[START Material]
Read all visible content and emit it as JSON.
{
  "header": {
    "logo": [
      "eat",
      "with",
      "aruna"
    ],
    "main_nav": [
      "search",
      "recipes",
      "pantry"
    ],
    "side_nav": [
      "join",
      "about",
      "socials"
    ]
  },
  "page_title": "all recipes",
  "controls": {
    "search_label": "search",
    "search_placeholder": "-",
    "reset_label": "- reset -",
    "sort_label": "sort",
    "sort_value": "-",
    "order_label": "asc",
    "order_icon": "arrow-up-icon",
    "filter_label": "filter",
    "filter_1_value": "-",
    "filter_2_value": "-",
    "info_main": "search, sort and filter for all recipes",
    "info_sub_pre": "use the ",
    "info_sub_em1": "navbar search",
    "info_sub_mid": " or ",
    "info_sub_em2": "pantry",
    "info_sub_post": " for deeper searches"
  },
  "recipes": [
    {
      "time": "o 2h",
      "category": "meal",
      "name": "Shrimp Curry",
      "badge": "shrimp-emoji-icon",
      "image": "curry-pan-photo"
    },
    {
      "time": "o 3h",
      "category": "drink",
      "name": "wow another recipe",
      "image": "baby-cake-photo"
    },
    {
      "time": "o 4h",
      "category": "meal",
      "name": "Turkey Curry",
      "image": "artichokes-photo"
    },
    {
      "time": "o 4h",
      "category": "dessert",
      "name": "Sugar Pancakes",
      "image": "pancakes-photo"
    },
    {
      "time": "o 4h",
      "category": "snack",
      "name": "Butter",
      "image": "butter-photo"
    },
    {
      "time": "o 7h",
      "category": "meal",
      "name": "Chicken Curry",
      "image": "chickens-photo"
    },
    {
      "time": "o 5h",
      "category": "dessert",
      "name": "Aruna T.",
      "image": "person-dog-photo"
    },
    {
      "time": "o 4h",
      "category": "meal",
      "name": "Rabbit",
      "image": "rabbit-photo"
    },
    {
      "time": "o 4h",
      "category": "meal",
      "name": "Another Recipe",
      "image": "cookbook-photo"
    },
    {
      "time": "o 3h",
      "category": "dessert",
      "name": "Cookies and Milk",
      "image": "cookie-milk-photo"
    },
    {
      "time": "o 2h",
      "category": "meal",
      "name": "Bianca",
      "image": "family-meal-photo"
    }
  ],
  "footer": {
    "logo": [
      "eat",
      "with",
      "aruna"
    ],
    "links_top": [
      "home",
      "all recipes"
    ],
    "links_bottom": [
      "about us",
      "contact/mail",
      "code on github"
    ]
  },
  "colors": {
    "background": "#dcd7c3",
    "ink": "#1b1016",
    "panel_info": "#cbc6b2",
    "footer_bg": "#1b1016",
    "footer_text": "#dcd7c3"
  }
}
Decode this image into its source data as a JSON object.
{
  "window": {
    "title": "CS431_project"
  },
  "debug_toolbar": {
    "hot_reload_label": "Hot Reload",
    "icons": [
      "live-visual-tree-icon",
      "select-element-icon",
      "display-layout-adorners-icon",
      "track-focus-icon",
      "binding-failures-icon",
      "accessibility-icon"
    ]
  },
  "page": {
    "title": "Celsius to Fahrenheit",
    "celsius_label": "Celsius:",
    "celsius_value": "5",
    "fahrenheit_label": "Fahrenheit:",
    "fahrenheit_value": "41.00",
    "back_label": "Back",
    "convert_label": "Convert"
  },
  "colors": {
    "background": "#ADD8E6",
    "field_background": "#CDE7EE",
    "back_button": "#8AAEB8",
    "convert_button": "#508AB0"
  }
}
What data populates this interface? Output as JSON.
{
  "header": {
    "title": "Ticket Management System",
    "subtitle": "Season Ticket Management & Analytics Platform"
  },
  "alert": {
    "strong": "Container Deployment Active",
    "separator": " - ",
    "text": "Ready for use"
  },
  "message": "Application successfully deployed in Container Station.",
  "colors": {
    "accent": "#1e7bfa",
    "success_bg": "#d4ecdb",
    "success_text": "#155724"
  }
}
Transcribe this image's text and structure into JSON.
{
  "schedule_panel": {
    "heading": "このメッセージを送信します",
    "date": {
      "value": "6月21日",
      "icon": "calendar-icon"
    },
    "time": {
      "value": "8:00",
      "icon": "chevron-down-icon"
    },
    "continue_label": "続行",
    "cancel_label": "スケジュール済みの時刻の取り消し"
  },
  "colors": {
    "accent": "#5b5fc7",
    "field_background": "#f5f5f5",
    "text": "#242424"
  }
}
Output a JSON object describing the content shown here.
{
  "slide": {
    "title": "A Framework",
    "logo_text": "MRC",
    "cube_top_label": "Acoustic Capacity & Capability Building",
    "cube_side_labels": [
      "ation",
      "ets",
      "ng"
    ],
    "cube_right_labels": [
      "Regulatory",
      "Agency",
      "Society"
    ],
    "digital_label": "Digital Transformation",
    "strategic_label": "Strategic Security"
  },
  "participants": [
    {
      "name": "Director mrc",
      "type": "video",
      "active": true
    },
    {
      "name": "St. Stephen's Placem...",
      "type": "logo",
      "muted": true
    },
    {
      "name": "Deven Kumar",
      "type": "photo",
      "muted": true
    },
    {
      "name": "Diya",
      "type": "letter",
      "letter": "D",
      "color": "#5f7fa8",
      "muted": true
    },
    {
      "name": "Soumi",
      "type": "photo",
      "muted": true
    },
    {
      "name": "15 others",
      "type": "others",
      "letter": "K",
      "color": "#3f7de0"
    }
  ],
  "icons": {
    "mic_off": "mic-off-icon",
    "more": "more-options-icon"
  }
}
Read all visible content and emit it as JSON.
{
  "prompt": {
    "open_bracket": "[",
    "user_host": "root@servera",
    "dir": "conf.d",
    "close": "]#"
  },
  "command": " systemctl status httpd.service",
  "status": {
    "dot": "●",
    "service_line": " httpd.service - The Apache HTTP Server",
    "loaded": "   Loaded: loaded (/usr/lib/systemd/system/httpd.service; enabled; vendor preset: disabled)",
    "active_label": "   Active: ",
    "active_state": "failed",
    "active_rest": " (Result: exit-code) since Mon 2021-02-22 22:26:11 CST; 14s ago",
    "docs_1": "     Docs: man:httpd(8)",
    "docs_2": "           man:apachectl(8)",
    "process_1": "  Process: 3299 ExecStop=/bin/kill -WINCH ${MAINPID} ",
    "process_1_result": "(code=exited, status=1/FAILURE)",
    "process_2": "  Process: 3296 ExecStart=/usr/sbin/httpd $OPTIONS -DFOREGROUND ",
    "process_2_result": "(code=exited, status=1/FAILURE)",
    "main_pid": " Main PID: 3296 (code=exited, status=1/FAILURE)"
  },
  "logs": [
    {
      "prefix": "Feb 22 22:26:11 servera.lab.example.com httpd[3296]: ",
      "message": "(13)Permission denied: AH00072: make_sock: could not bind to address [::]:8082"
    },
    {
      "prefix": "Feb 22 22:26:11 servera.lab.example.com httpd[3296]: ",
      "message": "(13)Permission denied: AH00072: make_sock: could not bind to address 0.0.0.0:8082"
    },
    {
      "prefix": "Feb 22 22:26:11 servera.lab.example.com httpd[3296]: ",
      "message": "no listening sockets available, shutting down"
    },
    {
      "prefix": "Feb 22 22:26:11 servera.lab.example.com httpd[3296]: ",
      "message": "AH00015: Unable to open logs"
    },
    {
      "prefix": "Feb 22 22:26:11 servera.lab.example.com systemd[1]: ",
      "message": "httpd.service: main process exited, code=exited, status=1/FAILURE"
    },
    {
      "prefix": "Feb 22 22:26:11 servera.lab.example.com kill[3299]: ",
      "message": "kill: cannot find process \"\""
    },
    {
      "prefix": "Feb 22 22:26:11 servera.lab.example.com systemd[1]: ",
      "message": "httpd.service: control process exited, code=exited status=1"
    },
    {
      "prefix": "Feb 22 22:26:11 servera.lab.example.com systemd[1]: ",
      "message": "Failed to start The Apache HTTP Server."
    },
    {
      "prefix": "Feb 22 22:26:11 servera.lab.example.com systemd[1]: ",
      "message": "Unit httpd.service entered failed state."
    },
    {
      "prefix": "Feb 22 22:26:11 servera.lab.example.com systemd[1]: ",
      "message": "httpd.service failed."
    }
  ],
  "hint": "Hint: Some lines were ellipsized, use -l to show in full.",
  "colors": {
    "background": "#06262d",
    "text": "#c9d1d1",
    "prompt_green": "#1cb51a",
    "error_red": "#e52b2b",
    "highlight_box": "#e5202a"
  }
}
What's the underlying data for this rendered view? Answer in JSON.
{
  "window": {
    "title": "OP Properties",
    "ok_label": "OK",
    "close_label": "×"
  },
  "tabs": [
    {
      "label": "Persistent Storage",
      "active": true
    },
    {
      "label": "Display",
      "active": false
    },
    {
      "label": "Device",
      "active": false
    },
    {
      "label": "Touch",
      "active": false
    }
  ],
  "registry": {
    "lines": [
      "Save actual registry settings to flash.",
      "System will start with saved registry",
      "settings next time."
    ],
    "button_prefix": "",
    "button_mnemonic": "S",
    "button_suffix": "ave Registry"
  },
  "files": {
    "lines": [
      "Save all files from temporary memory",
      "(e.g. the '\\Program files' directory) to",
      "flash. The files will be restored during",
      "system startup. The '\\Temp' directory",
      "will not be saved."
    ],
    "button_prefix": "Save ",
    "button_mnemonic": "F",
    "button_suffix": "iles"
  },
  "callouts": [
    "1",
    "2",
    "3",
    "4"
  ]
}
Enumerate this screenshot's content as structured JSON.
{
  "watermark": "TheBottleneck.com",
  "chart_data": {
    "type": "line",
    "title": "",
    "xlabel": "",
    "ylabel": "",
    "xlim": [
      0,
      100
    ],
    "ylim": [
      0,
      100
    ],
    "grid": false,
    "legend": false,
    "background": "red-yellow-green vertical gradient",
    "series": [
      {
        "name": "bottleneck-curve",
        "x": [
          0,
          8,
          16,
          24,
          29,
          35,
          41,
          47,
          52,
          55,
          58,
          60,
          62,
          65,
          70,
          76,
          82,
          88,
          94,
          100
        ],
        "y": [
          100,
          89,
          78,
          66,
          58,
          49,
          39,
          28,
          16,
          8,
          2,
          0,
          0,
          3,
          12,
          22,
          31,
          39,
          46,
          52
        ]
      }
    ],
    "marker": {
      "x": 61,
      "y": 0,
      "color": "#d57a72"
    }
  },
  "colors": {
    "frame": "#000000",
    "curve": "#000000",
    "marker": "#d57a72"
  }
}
[END Material]
Copy out the lines from the line containing "Enumerate this screenshot's" to the end of the listing above, without alteration.

§ Finished answer
Enumerate this screenshot's content as structured JSON.
{
  "watermark": "TheBottleneck.com",
  "chart_data": {
    "type": "line",
    "title": "",
    "xlabel": "",
    "ylabel": "",
    "xlim": [
      0,
      100
    ],
    "ylim": [
      0,
      100
    ],
    "grid": false,
    "legend": false,
    "background": "red-yellow-green vertical gradient",
    "series": [
      {
        "name": "bottleneck-curve",
        "x": [
          0,
          8,
          16,
          24,
          29,
          35,
          41,
          47,
          52,
          55,
          58,
          60,
          62,
          65,
          70,
          76,
          82,
          88,
          94,
          100
        ],
        "y": [
          100,
          89,
          78,
          66,
          58,
          49,
          39,
          28,
          16,
          8,
          2,
          0,
          0,
          3,
          12,
          22,
          31,
          39,
          46,
          52
        ]
      }
    ],
    "marker": {
      "x": 61,
      "y": 0,
      "color": "#d57a72"
    }
  },
  "colors": {
    "frame": "#000000",
    "curve": "#000000",
    "marker": "#d57a72"
  }
}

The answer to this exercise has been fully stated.